**EXERCISE INPUTS**
################
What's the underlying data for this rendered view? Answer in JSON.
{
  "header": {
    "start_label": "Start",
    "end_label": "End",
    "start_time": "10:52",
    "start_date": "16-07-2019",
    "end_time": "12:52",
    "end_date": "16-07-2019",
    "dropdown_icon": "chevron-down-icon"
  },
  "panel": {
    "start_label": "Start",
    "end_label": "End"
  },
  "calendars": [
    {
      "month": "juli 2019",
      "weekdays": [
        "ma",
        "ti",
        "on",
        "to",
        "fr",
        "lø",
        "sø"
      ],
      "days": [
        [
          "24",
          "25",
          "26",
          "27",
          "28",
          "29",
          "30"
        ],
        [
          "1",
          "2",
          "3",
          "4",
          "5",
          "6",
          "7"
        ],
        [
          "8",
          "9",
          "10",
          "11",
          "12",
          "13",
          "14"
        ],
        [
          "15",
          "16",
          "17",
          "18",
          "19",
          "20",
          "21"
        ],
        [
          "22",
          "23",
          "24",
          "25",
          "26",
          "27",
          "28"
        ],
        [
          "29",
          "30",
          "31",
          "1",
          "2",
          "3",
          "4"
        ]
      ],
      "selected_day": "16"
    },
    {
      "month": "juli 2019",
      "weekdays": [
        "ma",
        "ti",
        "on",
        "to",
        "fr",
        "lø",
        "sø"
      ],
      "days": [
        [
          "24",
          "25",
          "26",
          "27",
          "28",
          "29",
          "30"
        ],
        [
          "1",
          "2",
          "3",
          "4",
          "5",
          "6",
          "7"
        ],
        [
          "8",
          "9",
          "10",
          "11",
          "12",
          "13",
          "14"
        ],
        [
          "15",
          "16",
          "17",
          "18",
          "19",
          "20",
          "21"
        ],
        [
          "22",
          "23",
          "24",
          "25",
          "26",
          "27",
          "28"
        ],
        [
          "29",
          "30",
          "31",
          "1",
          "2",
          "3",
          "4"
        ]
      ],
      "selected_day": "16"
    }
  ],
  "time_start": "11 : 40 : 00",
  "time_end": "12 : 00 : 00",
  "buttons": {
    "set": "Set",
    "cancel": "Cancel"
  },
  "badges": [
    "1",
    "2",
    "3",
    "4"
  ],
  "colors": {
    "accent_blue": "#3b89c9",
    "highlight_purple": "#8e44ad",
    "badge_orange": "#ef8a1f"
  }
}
################
**TASK GOAL**
Return the listing above in full, character for character.

**THE OUTPUT**
What's the underlying data for this rendered view? Answer in JSON.
{
  "header": {
    "start_label": "Start",
    "end_label": "End",
    "start_time": "10:52",
    "start_date": "16-07-2019",
    "end_time": "12:52",
    "end_date": "16-07-2019",
    "dropdown_icon": "chevron-down-icon"
  },
  "panel": {
    "start_label": "Start",
    "end_label": "End"
  },
  "calendars": [
    {
      "month": "juli 2019",
      "weekdays": [
        "ma",
        "ti",
        "on",
        "to",
        "fr",
        "lø",
        "sø"
      ],
      "days": [
        [
          "24",
          "25",
          "26",
          "27",
          "28",
          "29",
          "30"
        ],
        [
          "1",
          "2",
          "3",
          "4",
          "5",
          "6",
          "7"
        ],
        [
          "8",
          "9",
          "10",
          "11",
          "12",
          "13",
          "14"
        ],
        [
          "15",
          "16",
          "17",
          "18",
          "19",
          "20",
          "21"
        ],
        [
          "22",
          "23",
          "24",
          "25",
          "26",
          "27",
          "28"
        ],
        [
          "29",
          "30",
          "31",
          "1",
          "2",
          "3",
          "4"
        ]
      ],
      "selected_day": "16"
    },
    {
      "month": "juli 2019",
      "weekdays": [
        "ma",
        "ti",
        "on",
        "to",
        "fr",
        "lø",
        "sø"
      ],
      "days": [
        [
          "24",
          "25",
          "26",
          "27",
          "28",
          "29",
          "30"
        ],
        [
          "1",
          "2",
          "3",
          "4",
          "5",
          "6",
          "7"
        ],
        [
          "8",
          "9",
          "10",
          "11",
          "12",
          "13",
          "14"
        ],
        [
          "15",
          "16",
          "17",
          "18",
          "19",
          "20",
          "21"
        ],
        [
          "22",
          "23",
          "24",
          "25",
          "26",
          "27",
          "28"
        ],
        [
          "29",
          "30",
          "31",
          "1",
          "2",
          "3",
          "4"
        ]
      ],
      "selected_day": "16"
    }
  ],
  "time_start": "11 : 40 : 00",
  "time_end": "12 : 00 : 00",
  "buttons": {
    "set": "Set",
    "cancel": "Cancel"
  },
  "badges": [
    "1",
    "2",
    "3",
    "4"
  ],
  "colors": {
    "accent_blue": "#3b89c9",
    "highlight_purple": "#8e44ad",
    "badge_orange": "#ef8a1f"
  }
}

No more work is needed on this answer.